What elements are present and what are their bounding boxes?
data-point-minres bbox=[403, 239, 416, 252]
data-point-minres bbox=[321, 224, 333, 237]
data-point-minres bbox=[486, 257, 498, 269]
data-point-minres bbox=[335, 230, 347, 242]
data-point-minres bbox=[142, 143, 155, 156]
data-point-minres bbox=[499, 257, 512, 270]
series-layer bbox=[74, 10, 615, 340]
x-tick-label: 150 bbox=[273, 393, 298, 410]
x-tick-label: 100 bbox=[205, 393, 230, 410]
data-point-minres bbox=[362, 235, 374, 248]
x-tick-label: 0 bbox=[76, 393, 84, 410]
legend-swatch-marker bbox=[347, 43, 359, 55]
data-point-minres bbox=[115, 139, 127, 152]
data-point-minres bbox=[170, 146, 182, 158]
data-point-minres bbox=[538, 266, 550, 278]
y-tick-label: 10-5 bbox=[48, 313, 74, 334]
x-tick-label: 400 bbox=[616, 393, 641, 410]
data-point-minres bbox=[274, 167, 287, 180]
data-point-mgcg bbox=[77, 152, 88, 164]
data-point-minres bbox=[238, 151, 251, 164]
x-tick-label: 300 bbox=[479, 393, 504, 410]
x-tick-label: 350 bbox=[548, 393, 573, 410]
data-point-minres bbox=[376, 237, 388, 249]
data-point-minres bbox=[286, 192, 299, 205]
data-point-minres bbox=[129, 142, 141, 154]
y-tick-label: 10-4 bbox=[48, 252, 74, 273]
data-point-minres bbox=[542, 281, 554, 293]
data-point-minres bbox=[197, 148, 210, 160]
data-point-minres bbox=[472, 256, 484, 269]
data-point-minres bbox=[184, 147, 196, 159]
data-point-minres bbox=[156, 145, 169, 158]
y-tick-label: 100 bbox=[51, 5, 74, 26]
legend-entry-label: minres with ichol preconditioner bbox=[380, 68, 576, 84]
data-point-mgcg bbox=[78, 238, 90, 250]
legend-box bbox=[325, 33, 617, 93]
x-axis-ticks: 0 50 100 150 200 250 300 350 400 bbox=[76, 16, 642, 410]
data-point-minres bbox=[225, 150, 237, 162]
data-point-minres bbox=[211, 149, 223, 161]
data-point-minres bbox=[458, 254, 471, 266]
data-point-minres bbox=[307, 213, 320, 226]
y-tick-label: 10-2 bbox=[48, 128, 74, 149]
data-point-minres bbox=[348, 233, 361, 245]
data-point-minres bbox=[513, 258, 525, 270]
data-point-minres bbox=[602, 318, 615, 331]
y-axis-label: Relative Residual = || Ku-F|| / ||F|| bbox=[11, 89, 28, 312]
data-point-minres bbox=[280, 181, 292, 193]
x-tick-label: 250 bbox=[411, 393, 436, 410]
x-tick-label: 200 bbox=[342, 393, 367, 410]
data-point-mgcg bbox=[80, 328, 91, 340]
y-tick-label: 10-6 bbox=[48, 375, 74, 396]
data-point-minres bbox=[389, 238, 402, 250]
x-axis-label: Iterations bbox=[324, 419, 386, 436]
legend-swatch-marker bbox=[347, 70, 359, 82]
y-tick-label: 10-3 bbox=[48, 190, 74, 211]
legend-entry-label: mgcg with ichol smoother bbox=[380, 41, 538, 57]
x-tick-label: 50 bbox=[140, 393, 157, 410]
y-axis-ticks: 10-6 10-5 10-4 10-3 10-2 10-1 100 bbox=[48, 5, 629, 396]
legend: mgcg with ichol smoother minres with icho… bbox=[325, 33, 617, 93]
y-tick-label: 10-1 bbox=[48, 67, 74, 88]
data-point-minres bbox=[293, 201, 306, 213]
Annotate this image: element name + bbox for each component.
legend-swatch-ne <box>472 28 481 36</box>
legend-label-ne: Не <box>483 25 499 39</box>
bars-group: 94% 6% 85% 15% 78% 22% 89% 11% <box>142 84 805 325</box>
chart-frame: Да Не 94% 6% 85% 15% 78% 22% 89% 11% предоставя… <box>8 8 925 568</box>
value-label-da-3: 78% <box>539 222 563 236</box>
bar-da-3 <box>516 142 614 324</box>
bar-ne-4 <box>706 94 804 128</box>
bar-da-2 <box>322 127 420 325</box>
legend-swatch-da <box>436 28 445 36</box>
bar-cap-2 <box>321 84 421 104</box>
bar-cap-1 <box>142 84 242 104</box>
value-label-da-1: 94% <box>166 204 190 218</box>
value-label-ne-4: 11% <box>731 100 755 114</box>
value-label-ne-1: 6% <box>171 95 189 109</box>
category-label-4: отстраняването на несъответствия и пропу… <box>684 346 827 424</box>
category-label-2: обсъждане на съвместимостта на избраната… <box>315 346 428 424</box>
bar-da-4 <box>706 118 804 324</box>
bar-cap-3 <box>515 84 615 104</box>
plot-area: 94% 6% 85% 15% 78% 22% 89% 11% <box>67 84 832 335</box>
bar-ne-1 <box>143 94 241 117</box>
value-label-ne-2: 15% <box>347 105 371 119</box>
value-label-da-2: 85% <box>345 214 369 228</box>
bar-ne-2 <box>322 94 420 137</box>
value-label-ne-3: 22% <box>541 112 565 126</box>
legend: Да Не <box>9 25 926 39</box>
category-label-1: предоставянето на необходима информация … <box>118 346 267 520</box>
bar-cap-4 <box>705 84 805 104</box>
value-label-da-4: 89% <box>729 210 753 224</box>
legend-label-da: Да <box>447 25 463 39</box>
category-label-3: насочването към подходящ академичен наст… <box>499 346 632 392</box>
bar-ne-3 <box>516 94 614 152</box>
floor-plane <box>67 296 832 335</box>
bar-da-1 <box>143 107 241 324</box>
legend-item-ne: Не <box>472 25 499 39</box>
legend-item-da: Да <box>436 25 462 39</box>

### EXERCISE BRIEF
Reproduce all the entries above with "floor-plane" swapped for "base-plane", and leave everything else unchanged.

### CORRECT RESULT
What elements are present and what are their bounding boxes?
data-point-minres bbox=[403, 239, 416, 252]
data-point-minres bbox=[321, 224, 333, 237]
data-point-minres bbox=[486, 257, 498, 269]
data-point-minres bbox=[335, 230, 347, 242]
data-point-minres bbox=[142, 143, 155, 156]
data-point-minres bbox=[499, 257, 512, 270]
series-layer bbox=[74, 10, 615, 340]
x-tick-label: 150 bbox=[273, 393, 298, 410]
x-tick-label: 100 bbox=[205, 393, 230, 410]
data-point-minres bbox=[362, 235, 374, 248]
x-tick-label: 0 bbox=[76, 393, 84, 410]
legend-swatch-marker bbox=[347, 43, 359, 55]
data-point-minres bbox=[115, 139, 127, 152]
data-point-minres bbox=[170, 146, 182, 158]
data-point-minres bbox=[538, 266, 550, 278]
y-tick-label: 10-5 bbox=[48, 313, 74, 334]
x-tick-label: 400 bbox=[616, 393, 641, 410]
data-point-minres bbox=[274, 167, 287, 180]
data-point-mgcg bbox=[77, 152, 88, 164]
data-point-minres bbox=[238, 151, 251, 164]
x-tick-label: 300 bbox=[479, 393, 504, 410]
x-tick-label: 350 bbox=[548, 393, 573, 410]
data-point-minres bbox=[376, 237, 388, 249]
data-point-minres bbox=[286, 192, 299, 205]
data-point-minres bbox=[129, 142, 141, 154]
y-tick-label: 10-4 bbox=[48, 252, 74, 273]
data-point-minres bbox=[542, 281, 554, 293]
data-point-minres bbox=[197, 148, 210, 160]
data-point-minres bbox=[472, 256, 484, 269]
data-point-minres bbox=[184, 147, 196, 159]
data-point-minres bbox=[156, 145, 169, 158]
y-tick-label: 100 bbox=[51, 5, 74, 26]
legend-entry-label: minres with ichol preconditioner bbox=[380, 68, 576, 84]
data-point-mgcg bbox=[78, 238, 90, 250]
legend-box bbox=[325, 33, 617, 93]
x-axis-ticks: 0 50 100 150 200 250 300 350 400 bbox=[76, 16, 642, 410]
data-point-minres bbox=[225, 150, 237, 162]
data-point-minres bbox=[211, 149, 223, 161]
data-point-minres bbox=[458, 254, 471, 266]
data-point-minres bbox=[307, 213, 320, 226]
y-tick-label: 10-2 bbox=[48, 128, 74, 149]
data-point-minres bbox=[348, 233, 361, 245]
data-point-minres bbox=[513, 258, 525, 270]
data-point-minres bbox=[602, 318, 615, 331]
y-axis-label: Relative Residual = || Ku-F|| / ||F|| bbox=[11, 89, 28, 312]
data-point-minres bbox=[280, 181, 292, 193]
x-tick-label: 250 bbox=[411, 393, 436, 410]
x-tick-label: 200 bbox=[342, 393, 367, 410]
data-point-mgcg bbox=[80, 328, 91, 340]
y-tick-label: 10-6 bbox=[48, 375, 74, 396]
data-point-minres bbox=[389, 238, 402, 250]
x-axis-label: Iterations bbox=[324, 419, 386, 436]
legend-swatch-marker bbox=[347, 70, 359, 82]
y-tick-label: 10-3 bbox=[48, 190, 74, 211]
legend-entry-label: mgcg with ichol smoother bbox=[380, 41, 538, 57]
x-tick-label: 50 bbox=[140, 393, 157, 410]
y-axis-ticks: 10-6 10-5 10-4 10-3 10-2 10-1 100 bbox=[48, 5, 629, 396]
legend: mgcg with ichol smoother minres with icho… bbox=[325, 33, 617, 93]
y-tick-label: 10-1 bbox=[48, 67, 74, 88]
data-point-minres bbox=[293, 201, 306, 213]
Annotate this image: element name + bbox for each component.
legend-swatch-ne <box>472 28 481 36</box>
legend-label-ne: Не <box>483 25 499 39</box>
bars-group: 94% 6% 85% 15% 78% 22% 89% 11% <box>142 84 805 325</box>
chart-frame: Да Не 94% 6% 85% 15% 78% 22% 89% 11% предоставя… <box>8 8 925 568</box>
value-label-da-3: 78% <box>539 222 563 236</box>
bar-da-3 <box>516 142 614 324</box>
bar-ne-4 <box>706 94 804 128</box>
bar-da-2 <box>322 127 420 325</box>
legend-swatch-da <box>436 28 445 36</box>
bar-cap-2 <box>321 84 421 104</box>
bar-cap-1 <box>142 84 242 104</box>
value-label-da-1: 94% <box>166 204 190 218</box>
value-label-ne-4: 11% <box>731 100 755 114</box>
value-label-ne-1: 6% <box>171 95 189 109</box>
category-label-4: отстраняването на несъответствия и пропу… <box>684 346 827 424</box>
category-label-2: обсъждане на съвместимостта на избраната… <box>315 346 428 424</box>
bar-da-4 <box>706 118 804 324</box>
bar-cap-3 <box>515 84 615 104</box>
plot-area: 94% 6% 85% 15% 78% 22% 89% 11% <box>67 84 832 335</box>
bar-ne-1 <box>143 94 241 117</box>
value-label-ne-2: 15% <box>347 105 371 119</box>
value-label-da-2: 85% <box>345 214 369 228</box>
bar-ne-2 <box>322 94 420 137</box>
value-label-ne-3: 22% <box>541 112 565 126</box>
legend: Да Не <box>9 25 926 39</box>
category-label-1: предоставянето на необходима информация … <box>118 346 267 520</box>
bar-cap-4 <box>705 84 805 104</box>
value-label-da-4: 89% <box>729 210 753 224</box>
legend-label-da: Да <box>447 25 463 39</box>
category-label-3: насочването към подходящ академичен наст… <box>499 346 632 392</box>
bar-ne-3 <box>516 94 614 152</box>
base-plane <box>67 296 832 335</box>
bar-da-1 <box>143 107 241 324</box>
legend-item-ne: Не <box>472 25 499 39</box>
legend-item-da: Да <box>436 25 462 39</box>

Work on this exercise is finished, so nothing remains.